Short task. Among the lines below, list those containing the string "text".

Input.

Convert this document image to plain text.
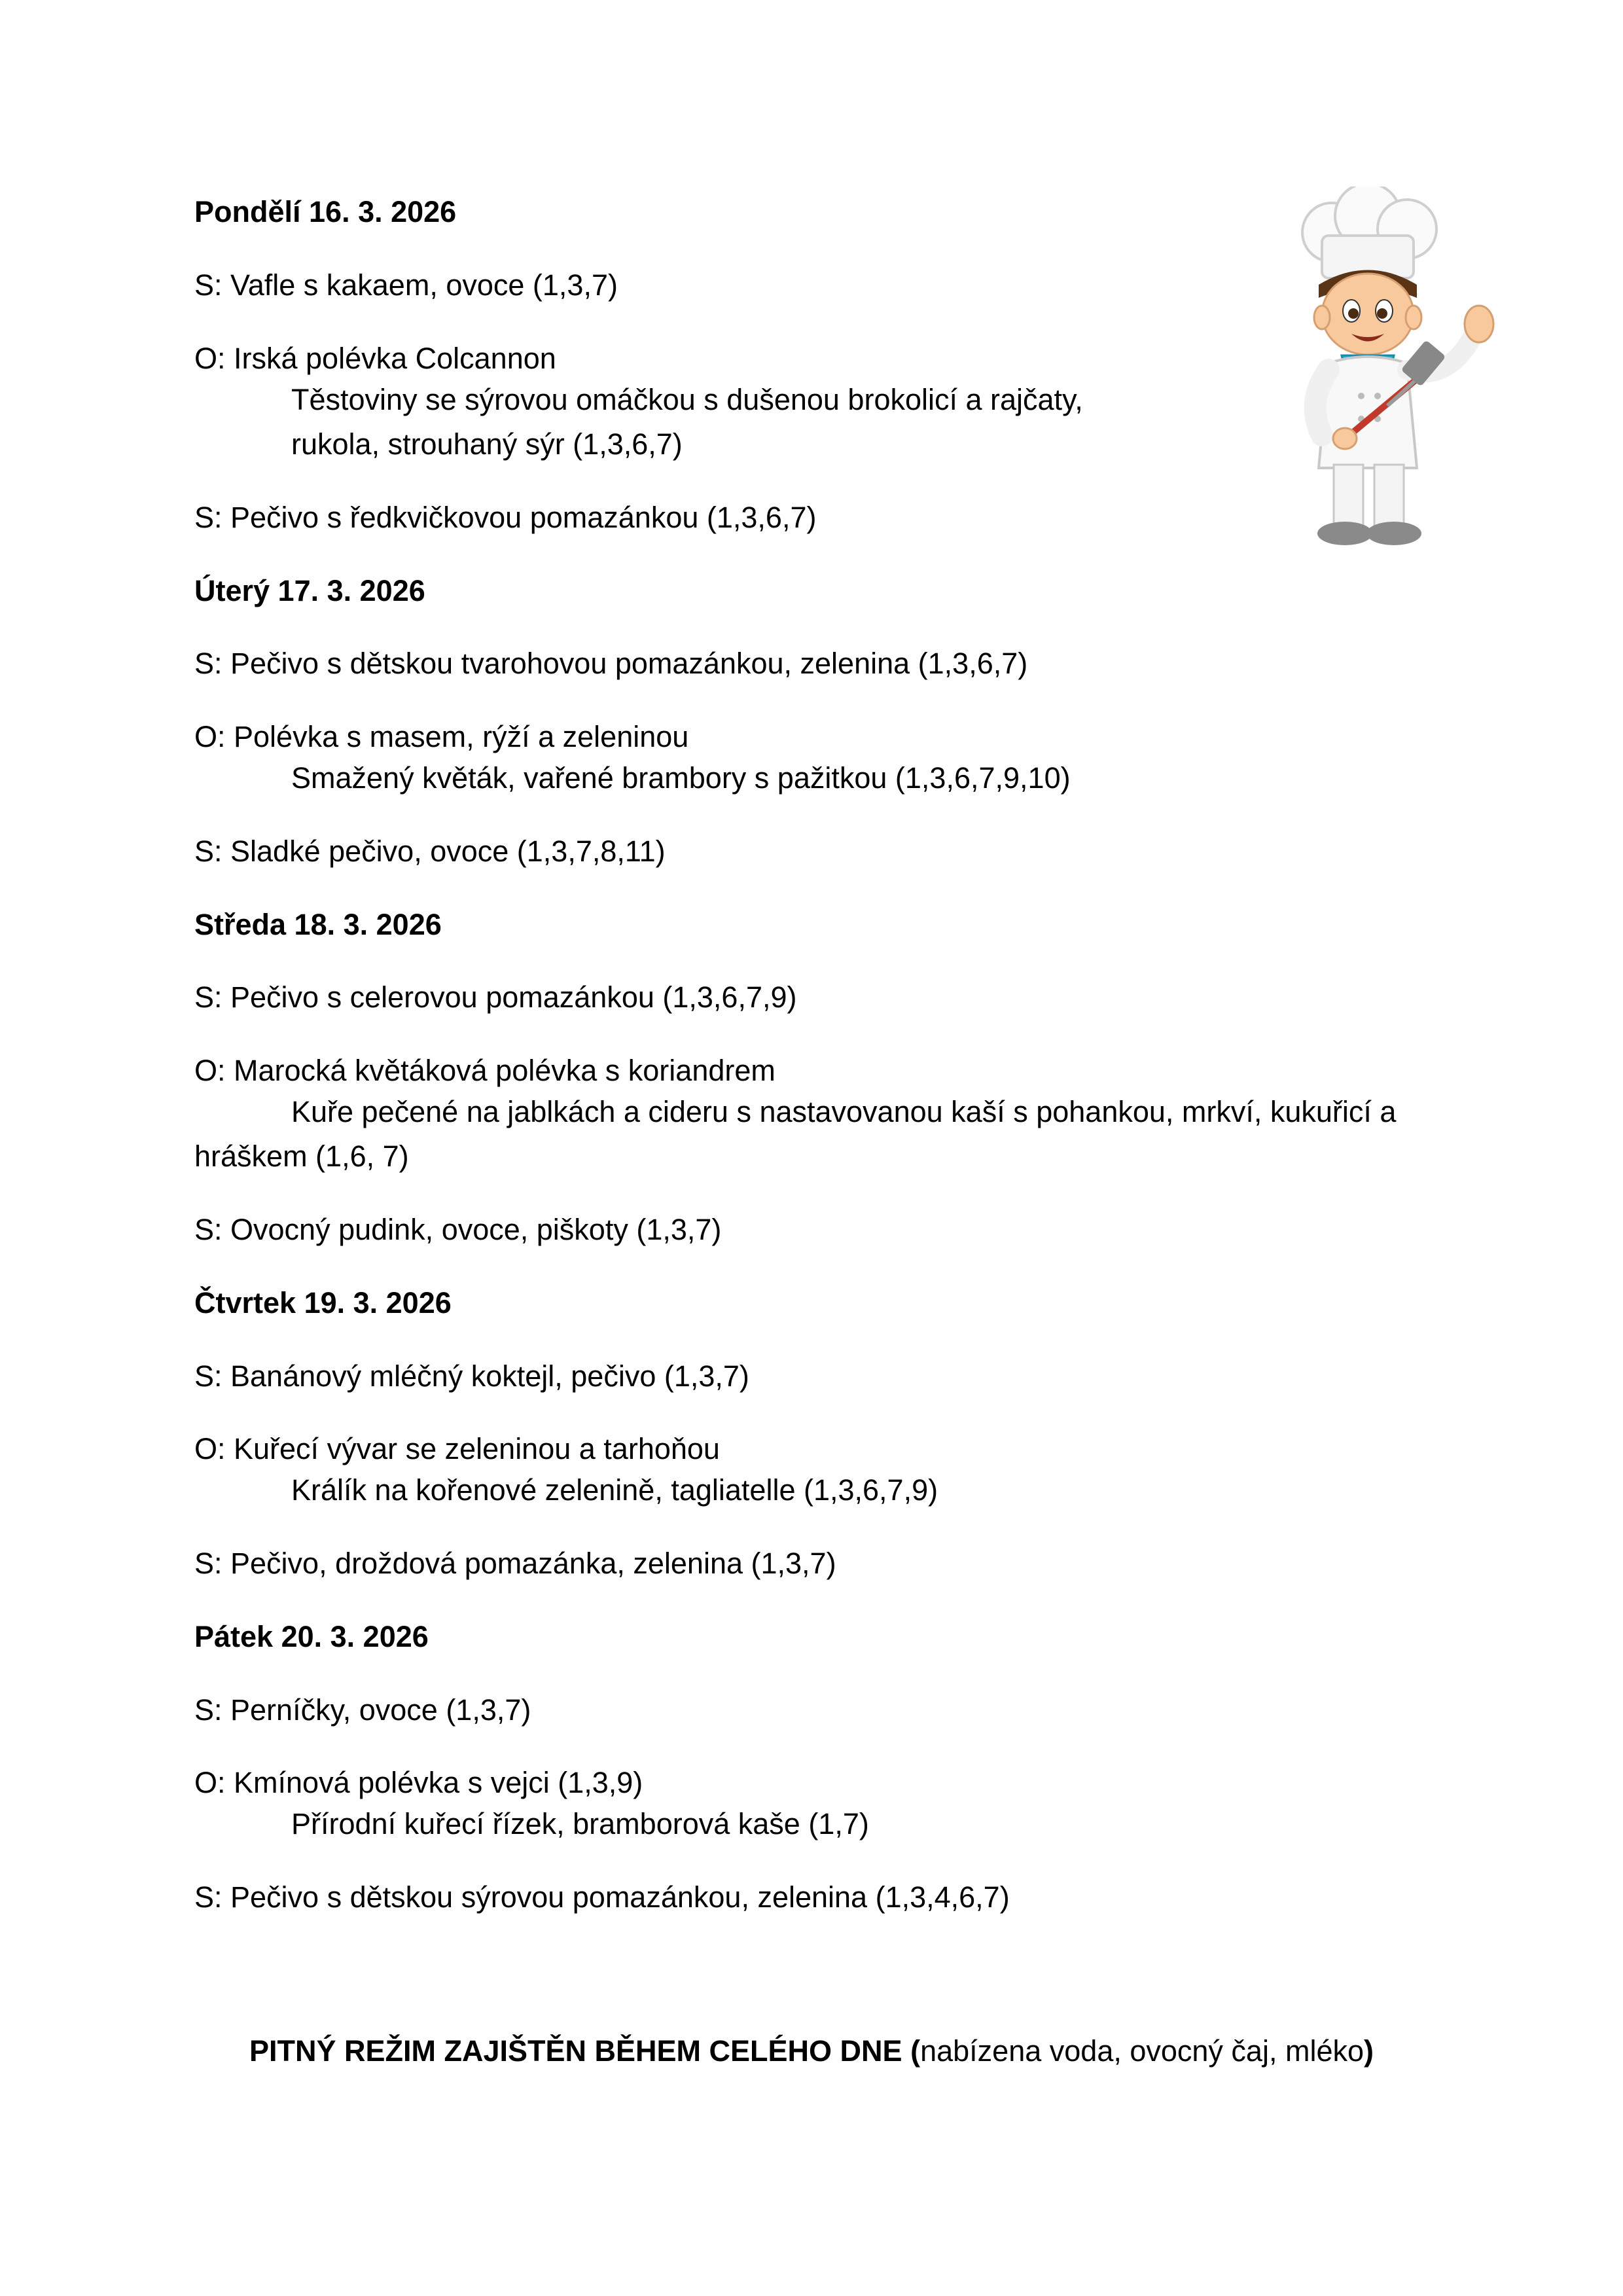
Pondělí 16. 3. 2026
S: Vafle s kakaem, ovoce (1,3,7)
O: Irská polévka Colcannon
Těstoviny se sýrovou omáčkou s dušenou brokolicí a rajčaty,
rukola, strouhaný sýr (1,3,6,7)
S: Pečivo s ředkvičkovou pomazánkou (1,3,6,7)
Úterý 17. 3. 2026
S: Pečivo s dětskou tvarohovou pomazánkou, zelenina (1,3,6,7)
O: Polévka s masem, rýží a zeleninou
Smažený květák, vařené brambory s pažitkou (1,3,6,7,9,10)
S: Sladké pečivo, ovoce (1,3,7,8,11)
Středa 18. 3. 2026
S: Pečivo s celerovou pomazánkou (1,3,6,7,9)
O: Marocká květáková polévka s koriandrem
Kuře pečené na jablkách a cideru s nastavovanou kaší s pohankou, mrkví, kukuřicí a
hráškem (1,6, 7)
S: Ovocný pudink, ovoce, piškoty (1,3,7)
Čtvrtek 19. 3. 2026
S: Banánový mléčný koktejl, pečivo (1,3,7)
O: Kuřecí vývar se zeleninou a tarhoňou
Králík na kořenové zelenině, tagliatelle (1,3,6,7,9)
S: Pečivo, droždová pomazánka, zelenina (1,3,7)
Pátek 20. 3. 2026
S: Perníčky, ovoce (1,3,7)
O: Kmínová polévka s vejci (1,3,9)
Přírodní kuřecí řízek, bramborová kaše (1,7)
S: Pečivo s dětskou sýrovou pomazánkou, zelenina (1,3,4,6,7)
PITNÝ REŽIM ZAJIŠTĚN BĚHEM CELÉHO DNE (nabízena voda, ovocný čaj, mléko)
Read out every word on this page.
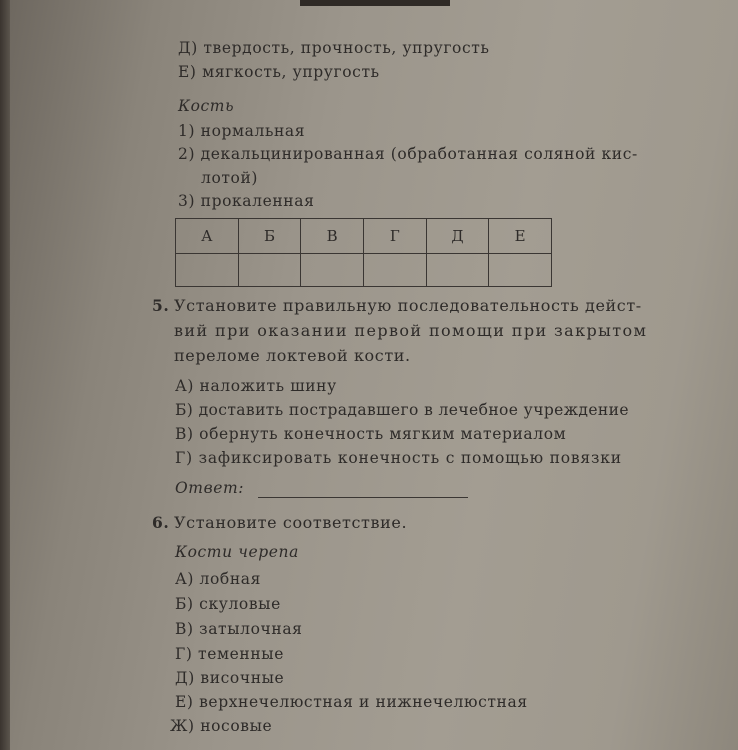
Д) твердость, прочность, упругость
Е) мягкость, упругость
Кость
1) нормальная
2) декальцинированная (обработанная соляной кис-
лотой)
3) прокаленная
А	Б	В	Г	Д	Е

5. Установите правильную последовательность дейст-
вий при оказании первой помощи при закрытом
переломе локтевой кости.
А) наложить шину
Б) доставить пострадавшего в лечебное учреждение
В) обернуть конечность мягким материалом
Г) зафиксировать конечность с помощью повязки
Ответ:
6. Установите соответствие.
Кости черепа
А) лобная
Б) скуловые
В) затылочная
Г) теменные
Д) височные
Е) верхнечелюстная и нижнечелюстная
Ж) носовые
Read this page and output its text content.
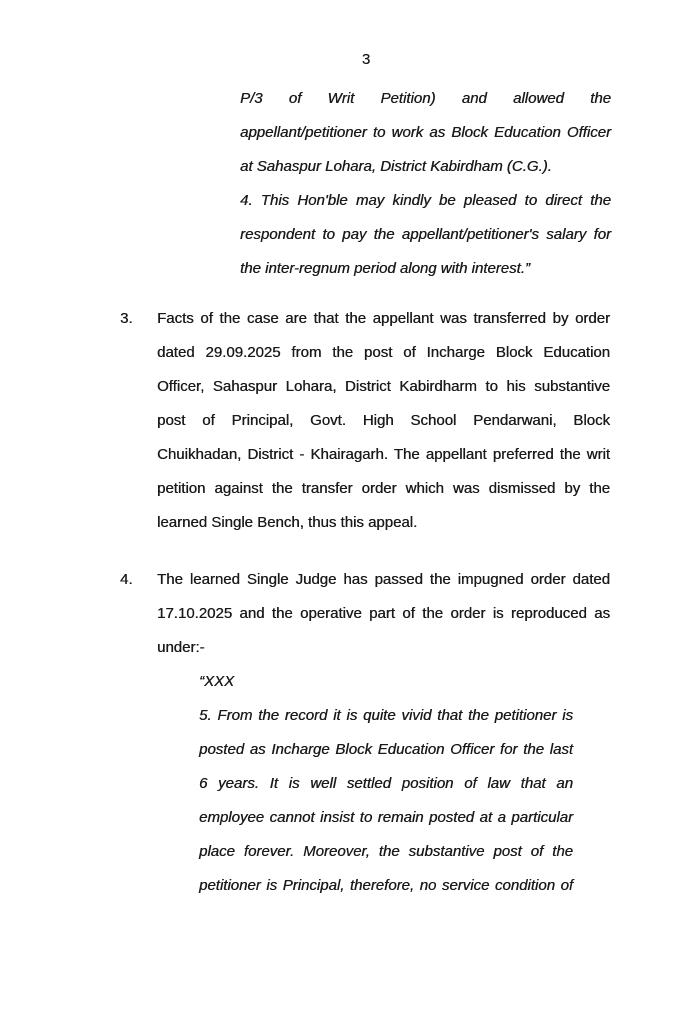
3
P/3 of Writ Petition) and allowed the
appellant/petitioner to work as Block Education Officer
at Sahaspur Lohara, District Kabirdham (C.G.).
4. This Hon'ble may kindly be pleased to direct the
respondent to pay the appellant/petitioner's salary for
the inter-regnum period along with interest.”
3. Facts of the case are that the appellant was transferred by order
dated 29.09.2025 from the post of Incharge Block Education
Officer, Sahaspur Lohara, District Kabirdharm to his substantive
post of Principal, Govt. High School Pendarwani, Block
Chuikhadan, District - Khairagarh. The appellant preferred the writ
petition against the transfer order which was dismissed by the
learned Single Bench, thus this appeal.
4. The learned Single Judge has passed the impugned order dated
17.10.2025 and the operative part of the order is reproduced as
under:-
“XXX
5. From the record it is quite vivid that the petitioner is
posted as Incharge Block Education Officer for the last
6 years. It is well settled position of law that an
employee cannot insist to remain posted at a particular
place forever. Moreover, the substantive post of the
petitioner is Principal, therefore, no service condition of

Reply.
Convert this document image to plain text.
Read this page and output its text content.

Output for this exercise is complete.